**Aim:** Collect each line of the records containing the string "name".
┄┄┄┄┄┄┄┄┄┄
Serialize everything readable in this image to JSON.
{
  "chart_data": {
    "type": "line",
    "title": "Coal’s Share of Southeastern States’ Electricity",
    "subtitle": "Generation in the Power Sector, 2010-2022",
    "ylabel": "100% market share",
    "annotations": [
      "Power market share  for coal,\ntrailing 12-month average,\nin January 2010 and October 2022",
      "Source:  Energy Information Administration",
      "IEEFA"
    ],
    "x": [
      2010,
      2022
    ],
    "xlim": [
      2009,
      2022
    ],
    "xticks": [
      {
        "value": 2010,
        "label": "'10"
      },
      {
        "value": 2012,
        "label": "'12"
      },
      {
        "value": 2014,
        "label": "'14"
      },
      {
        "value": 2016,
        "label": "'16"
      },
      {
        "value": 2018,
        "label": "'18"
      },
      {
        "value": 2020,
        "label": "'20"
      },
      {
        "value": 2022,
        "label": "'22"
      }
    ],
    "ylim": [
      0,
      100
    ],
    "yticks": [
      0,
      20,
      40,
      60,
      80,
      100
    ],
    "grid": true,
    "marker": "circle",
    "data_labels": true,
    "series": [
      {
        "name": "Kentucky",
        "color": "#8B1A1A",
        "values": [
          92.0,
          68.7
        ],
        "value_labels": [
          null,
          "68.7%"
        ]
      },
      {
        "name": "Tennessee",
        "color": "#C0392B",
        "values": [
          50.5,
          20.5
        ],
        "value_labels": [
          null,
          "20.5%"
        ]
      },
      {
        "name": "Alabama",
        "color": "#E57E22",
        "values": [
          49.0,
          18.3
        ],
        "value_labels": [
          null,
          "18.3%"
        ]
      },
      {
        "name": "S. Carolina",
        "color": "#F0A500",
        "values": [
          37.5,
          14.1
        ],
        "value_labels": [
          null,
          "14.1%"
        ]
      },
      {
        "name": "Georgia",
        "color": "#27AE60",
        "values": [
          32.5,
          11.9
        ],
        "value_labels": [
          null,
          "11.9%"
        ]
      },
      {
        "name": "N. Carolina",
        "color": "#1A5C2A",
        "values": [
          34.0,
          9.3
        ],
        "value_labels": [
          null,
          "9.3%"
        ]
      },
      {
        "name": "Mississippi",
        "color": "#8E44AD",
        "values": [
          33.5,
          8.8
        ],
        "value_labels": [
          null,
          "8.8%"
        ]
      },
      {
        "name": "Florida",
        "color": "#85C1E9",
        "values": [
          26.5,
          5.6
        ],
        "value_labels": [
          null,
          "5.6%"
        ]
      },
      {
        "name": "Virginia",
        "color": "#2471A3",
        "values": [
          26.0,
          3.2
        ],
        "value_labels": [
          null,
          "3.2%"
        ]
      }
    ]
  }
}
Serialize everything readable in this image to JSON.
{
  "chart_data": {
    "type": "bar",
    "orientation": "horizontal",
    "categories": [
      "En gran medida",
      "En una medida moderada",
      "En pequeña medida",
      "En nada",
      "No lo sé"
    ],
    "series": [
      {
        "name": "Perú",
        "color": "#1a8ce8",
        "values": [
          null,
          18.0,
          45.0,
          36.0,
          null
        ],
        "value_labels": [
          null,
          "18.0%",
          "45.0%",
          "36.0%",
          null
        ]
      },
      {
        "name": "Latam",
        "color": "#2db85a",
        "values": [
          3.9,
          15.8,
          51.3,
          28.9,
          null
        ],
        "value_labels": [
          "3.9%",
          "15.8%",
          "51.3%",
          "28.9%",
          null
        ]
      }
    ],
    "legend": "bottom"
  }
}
┄┄┄┄┄┄┄┄┄┄
**Exercise output:**
        "name": "Kentucky",
        "name": "Tennessee",
        "name": "Alabama",
        "name": "S. Carolina",
        "name": "Georgia",
        "name": "N. Carolina",
        "name": "Mississippi",
        "name": "Florida",
        "name": "Virginia",
        "name": "Perú",
        "name": "Latam",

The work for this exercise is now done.